= Dataset rows =

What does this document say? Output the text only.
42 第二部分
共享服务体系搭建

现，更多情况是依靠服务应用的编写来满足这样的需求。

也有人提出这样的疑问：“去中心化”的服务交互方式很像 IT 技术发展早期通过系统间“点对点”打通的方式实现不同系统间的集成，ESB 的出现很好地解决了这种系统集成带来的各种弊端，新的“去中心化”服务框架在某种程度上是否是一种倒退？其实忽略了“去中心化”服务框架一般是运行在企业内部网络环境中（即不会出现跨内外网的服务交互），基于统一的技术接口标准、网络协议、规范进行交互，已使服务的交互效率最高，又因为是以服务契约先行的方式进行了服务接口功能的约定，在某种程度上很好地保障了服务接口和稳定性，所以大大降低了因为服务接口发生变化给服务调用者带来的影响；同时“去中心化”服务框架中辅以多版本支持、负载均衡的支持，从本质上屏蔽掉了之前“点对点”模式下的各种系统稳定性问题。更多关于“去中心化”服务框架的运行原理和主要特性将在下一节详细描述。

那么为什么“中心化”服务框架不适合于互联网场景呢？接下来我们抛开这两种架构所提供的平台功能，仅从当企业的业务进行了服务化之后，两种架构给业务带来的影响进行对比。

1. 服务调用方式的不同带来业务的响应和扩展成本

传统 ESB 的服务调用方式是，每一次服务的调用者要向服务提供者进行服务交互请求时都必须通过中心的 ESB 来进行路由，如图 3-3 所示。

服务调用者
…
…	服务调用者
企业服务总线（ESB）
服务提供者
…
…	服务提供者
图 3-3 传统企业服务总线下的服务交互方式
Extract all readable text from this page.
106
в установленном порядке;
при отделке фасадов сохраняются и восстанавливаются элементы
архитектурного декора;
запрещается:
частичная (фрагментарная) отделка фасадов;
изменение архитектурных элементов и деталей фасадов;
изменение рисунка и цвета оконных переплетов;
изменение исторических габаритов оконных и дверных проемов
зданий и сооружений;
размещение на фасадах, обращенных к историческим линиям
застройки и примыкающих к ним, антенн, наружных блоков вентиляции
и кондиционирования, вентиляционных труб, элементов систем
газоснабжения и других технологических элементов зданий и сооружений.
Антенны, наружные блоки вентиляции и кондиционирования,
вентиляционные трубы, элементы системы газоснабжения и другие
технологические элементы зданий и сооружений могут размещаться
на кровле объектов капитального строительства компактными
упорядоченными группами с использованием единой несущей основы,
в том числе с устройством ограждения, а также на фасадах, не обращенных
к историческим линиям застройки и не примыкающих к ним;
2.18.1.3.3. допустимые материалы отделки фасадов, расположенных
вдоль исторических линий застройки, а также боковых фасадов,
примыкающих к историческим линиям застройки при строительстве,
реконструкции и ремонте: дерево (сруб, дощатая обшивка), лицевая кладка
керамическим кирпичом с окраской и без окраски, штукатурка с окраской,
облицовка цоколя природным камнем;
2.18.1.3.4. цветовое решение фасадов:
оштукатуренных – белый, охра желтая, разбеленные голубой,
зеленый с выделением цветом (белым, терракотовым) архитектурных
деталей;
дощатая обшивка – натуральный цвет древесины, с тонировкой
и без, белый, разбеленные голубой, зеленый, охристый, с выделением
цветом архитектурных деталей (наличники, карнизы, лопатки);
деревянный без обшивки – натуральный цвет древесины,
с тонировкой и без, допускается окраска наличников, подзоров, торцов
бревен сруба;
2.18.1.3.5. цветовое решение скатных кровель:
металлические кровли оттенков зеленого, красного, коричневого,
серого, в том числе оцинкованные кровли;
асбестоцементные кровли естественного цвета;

= What you need to do =
Retype the material in full. Each word must match.

= Correct response =
What does this document say? Output the text only.
42 第二部分
共享服务体系搭建

现，更多情况是依靠服务应用的编写来满足这样的需求。

也有人提出这样的疑问：“去中心化”的服务交互方式很像 IT 技术发展早期通过系统间“点对点”打通的方式实现不同系统间的集成，ESB 的出现很好地解决了这种系统集成带来的各种弊端，新的“去中心化”服务框架在某种程度上是否是一种倒退？其实忽略了“去中心化”服务框架一般是运行在企业内部网络环境中（即不会出现跨内外网的服务交互），基于统一的技术接口标准、网络协议、规范进行交互，已使服务的交互效率最高，又因为是以服务契约先行的方式进行了服务接口功能的约定，在某种程度上很好地保障了服务接口和稳定性，所以大大降低了因为服务接口发生变化给服务调用者带来的影响；同时“去中心化”服务框架中辅以多版本支持、负载均衡的支持，从本质上屏蔽掉了之前“点对点”模式下的各种系统稳定性问题。更多关于“去中心化”服务框架的运行原理和主要特性将在下一节详细描述。

那么为什么“中心化”服务框架不适合于互联网场景呢？接下来我们抛开这两种架构所提供的平台功能，仅从当企业的业务进行了服务化之后，两种架构给业务带来的影响进行对比。

1. 服务调用方式的不同带来业务的响应和扩展成本

传统 ESB 的服务调用方式是，每一次服务的调用者要向服务提供者进行服务交互请求时都必须通过中心的 ESB 来进行路由，如图 3-3 所示。

服务调用者
…
…	服务调用者
企业服务总线（ESB）
服务提供者
…
…	服务提供者
图 3-3 传统企业服务总线下的服务交互方式
Extract all readable text from this page.
106
в установленном порядке;
при отделке фасадов сохраняются и восстанавливаются элементы
архитектурного декора;
запрещается:
частичная (фрагментарная) отделка фасадов;
изменение архитектурных элементов и деталей фасадов;
изменение рисунка и цвета оконных переплетов;
изменение исторических габаритов оконных и дверных проемов
зданий и сооружений;
размещение на фасадах, обращенных к историческим линиям
застройки и примыкающих к ним, антенн, наружных блоков вентиляции
и кондиционирования, вентиляционных труб, элементов систем
газоснабжения и других технологических элементов зданий и сооружений.
Антенны, наружные блоки вентиляции и кондиционирования,
вентиляционные трубы, элементы системы газоснабжения и другие
технологические элементы зданий и сооружений могут размещаться
на кровле объектов капитального строительства компактными
упорядоченными группами с использованием единой несущей основы,
в том числе с устройством ограждения, а также на фасадах, не обращенных
к историческим линиям застройки и не примыкающих к ним;
2.18.1.3.3. допустимые материалы отделки фасадов, расположенных
вдоль исторических линий застройки, а также боковых фасадов,
примыкающих к историческим линиям застройки при строительстве,
реконструкции и ремонте: дерево (сруб, дощатая обшивка), лицевая кладка
керамическим кирпичом с окраской и без окраски, штукатурка с окраской,
облицовка цоколя природным камнем;
2.18.1.3.4. цветовое решение фасадов:
оштукатуренных – белый, охра желтая, разбеленные голубой,
зеленый с выделением цветом (белым, терракотовым) архитектурных
деталей;
дощатая обшивка – натуральный цвет древесины, с тонировкой
и без, белый, разбеленные голубой, зеленый, охристый, с выделением
цветом архитектурных деталей (наличники, карнизы, лопатки);
деревянный без обшивки – натуральный цвет древесины,
с тонировкой и без, допускается окраска наличников, подзоров, торцов
бревен сруба;
2.18.1.3.5. цветовое решение скатных кровель:
металлические кровли оттенков зеленого, красного, коричневого,
серого, в том числе оцинкованные кровли;
асбестоцементные кровли естественного цвета;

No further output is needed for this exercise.